_EXERCISE REQUIREMENTS_
Send back the entries below exactly as they appear.
################
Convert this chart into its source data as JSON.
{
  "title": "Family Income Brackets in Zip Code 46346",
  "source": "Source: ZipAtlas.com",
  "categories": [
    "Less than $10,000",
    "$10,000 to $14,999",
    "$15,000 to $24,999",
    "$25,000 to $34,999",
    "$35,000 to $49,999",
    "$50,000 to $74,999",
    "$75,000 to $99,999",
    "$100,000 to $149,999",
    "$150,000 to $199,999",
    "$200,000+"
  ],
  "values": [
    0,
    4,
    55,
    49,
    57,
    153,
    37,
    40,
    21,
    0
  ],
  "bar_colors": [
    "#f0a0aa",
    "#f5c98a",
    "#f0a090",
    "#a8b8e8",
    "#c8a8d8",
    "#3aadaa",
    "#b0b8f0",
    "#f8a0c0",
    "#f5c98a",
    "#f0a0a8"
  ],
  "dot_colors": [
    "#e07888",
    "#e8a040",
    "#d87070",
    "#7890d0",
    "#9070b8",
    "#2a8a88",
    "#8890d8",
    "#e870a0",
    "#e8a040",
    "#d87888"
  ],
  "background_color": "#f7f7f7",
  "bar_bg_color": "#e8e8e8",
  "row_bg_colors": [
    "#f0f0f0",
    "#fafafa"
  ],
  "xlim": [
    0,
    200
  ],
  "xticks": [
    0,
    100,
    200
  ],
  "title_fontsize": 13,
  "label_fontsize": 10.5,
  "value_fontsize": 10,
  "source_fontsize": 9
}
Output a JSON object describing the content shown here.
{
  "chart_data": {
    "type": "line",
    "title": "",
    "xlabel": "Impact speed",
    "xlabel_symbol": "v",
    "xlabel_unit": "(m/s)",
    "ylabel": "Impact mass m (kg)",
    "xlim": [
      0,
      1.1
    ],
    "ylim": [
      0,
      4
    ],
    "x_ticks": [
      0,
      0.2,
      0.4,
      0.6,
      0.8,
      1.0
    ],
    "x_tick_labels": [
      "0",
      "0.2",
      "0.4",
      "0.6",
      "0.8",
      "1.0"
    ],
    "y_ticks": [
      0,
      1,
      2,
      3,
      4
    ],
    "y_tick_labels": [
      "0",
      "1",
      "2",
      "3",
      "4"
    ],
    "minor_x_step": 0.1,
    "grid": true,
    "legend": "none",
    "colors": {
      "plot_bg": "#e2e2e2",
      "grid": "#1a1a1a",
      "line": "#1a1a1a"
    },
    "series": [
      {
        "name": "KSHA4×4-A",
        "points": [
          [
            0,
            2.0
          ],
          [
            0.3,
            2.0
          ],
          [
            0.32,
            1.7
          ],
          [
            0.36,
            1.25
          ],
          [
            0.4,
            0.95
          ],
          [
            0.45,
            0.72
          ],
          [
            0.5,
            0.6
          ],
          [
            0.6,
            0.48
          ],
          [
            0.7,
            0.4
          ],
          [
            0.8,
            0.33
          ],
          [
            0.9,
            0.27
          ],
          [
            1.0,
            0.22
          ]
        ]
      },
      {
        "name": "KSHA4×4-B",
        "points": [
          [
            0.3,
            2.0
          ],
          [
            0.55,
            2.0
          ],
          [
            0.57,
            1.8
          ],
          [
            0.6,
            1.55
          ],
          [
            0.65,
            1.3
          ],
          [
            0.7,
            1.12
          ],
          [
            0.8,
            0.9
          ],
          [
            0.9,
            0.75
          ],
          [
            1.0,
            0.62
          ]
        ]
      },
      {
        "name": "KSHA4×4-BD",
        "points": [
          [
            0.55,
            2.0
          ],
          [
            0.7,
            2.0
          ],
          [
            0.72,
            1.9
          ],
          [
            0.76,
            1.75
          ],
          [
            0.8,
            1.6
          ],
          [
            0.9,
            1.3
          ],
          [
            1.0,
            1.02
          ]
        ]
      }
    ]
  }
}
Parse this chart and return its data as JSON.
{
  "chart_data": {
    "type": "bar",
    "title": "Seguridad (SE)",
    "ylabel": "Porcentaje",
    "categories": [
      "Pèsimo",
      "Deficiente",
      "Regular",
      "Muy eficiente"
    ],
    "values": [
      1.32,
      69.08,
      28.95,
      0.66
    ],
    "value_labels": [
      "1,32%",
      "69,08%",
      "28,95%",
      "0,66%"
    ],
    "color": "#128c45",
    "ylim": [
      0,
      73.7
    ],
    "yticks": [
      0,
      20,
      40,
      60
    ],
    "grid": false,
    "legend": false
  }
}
################
_WRITTEN ANSWER_
Convert this chart into its source data as JSON.
{
  "title": "Family Income Brackets in Zip Code 46346",
  "source": "Source: ZipAtlas.com",
  "categories": [
    "Less than $10,000",
    "$10,000 to $14,999",
    "$15,000 to $24,999",
    "$25,000 to $34,999",
    "$35,000 to $49,999",
    "$50,000 to $74,999",
    "$75,000 to $99,999",
    "$100,000 to $149,999",
    "$150,000 to $199,999",
    "$200,000+"
  ],
  "values": [
    0,
    4,
    55,
    49,
    57,
    153,
    37,
    40,
    21,
    0
  ],
  "bar_colors": [
    "#f0a0aa",
    "#f5c98a",
    "#f0a090",
    "#a8b8e8",
    "#c8a8d8",
    "#3aadaa",
    "#b0b8f0",
    "#f8a0c0",
    "#f5c98a",
    "#f0a0a8"
  ],
  "dot_colors": [
    "#e07888",
    "#e8a040",
    "#d87070",
    "#7890d0",
    "#9070b8",
    "#2a8a88",
    "#8890d8",
    "#e870a0",
    "#e8a040",
    "#d87888"
  ],
  "background_color": "#f7f7f7",
  "bar_bg_color": "#e8e8e8",
  "row_bg_colors": [
    "#f0f0f0",
    "#fafafa"
  ],
  "xlim": [
    0,
    200
  ],
  "xticks": [
    0,
    100,
    200
  ],
  "title_fontsize": 13,
  "label_fontsize": 10.5,
  "value_fontsize": 10,
  "source_fontsize": 9
}
Output a JSON object describing the content shown here.
{
  "chart_data": {
    "type": "line",
    "title": "",
    "xlabel": "Impact speed",
    "xlabel_symbol": "v",
    "xlabel_unit": "(m/s)",
    "ylabel": "Impact mass m (kg)",
    "xlim": [
      0,
      1.1
    ],
    "ylim": [
      0,
      4
    ],
    "x_ticks": [
      0,
      0.2,
      0.4,
      0.6,
      0.8,
      1.0
    ],
    "x_tick_labels": [
      "0",
      "0.2",
      "0.4",
      "0.6",
      "0.8",
      "1.0"
    ],
    "y_ticks": [
      0,
      1,
      2,
      3,
      4
    ],
    "y_tick_labels": [
      "0",
      "1",
      "2",
      "3",
      "4"
    ],
    "minor_x_step": 0.1,
    "grid": true,
    "legend": "none",
    "colors": {
      "plot_bg": "#e2e2e2",
      "grid": "#1a1a1a",
      "line": "#1a1a1a"
    },
    "series": [
      {
        "name": "KSHA4×4-A",
        "points": [
          [
            0,
            2.0
          ],
          [
            0.3,
            2.0
          ],
          [
            0.32,
            1.7
          ],
          [
            0.36,
            1.25
          ],
          [
            0.4,
            0.95
          ],
          [
            0.45,
            0.72
          ],
          [
            0.5,
            0.6
          ],
          [
            0.6,
            0.48
          ],
          [
            0.7,
            0.4
          ],
          [
            0.8,
            0.33
          ],
          [
            0.9,
            0.27
          ],
          [
            1.0,
            0.22
          ]
        ]
      },
      {
        "name": "KSHA4×4-B",
        "points": [
          [
            0.3,
            2.0
          ],
          [
            0.55,
            2.0
          ],
          [
            0.57,
            1.8
          ],
          [
            0.6,
            1.55
          ],
          [
            0.65,
            1.3
          ],
          [
            0.7,
            1.12
          ],
          [
            0.8,
            0.9
          ],
          [
            0.9,
            0.75
          ],
          [
            1.0,
            0.62
          ]
        ]
      },
      {
        "name": "KSHA4×4-BD",
        "points": [
          [
            0.55,
            2.0
          ],
          [
            0.7,
            2.0
          ],
          [
            0.72,
            1.9
          ],
          [
            0.76,
            1.75
          ],
          [
            0.8,
            1.6
          ],
          [
            0.9,
            1.3
          ],
          [
            1.0,
            1.02
          ]
        ]
      }
    ]
  }
}
Parse this chart and return its data as JSON.
{
  "chart_data": {
    "type": "bar",
    "title": "Seguridad (SE)",
    "ylabel": "Porcentaje",
    "categories": [
      "Pèsimo",
      "Deficiente",
      "Regular",
      "Muy eficiente"
    ],
    "values": [
      1.32,
      69.08,
      28.95,
      0.66
    ],
    "value_labels": [
      "1,32%",
      "69,08%",
      "28,95%",
      "0,66%"
    ],
    "color": "#128c45",
    "ylim": [
      0,
      73.7
    ],
    "yticks": [
      0,
      20,
      40,
      60
    ],
    "grid": false,
    "legend": false
  }
}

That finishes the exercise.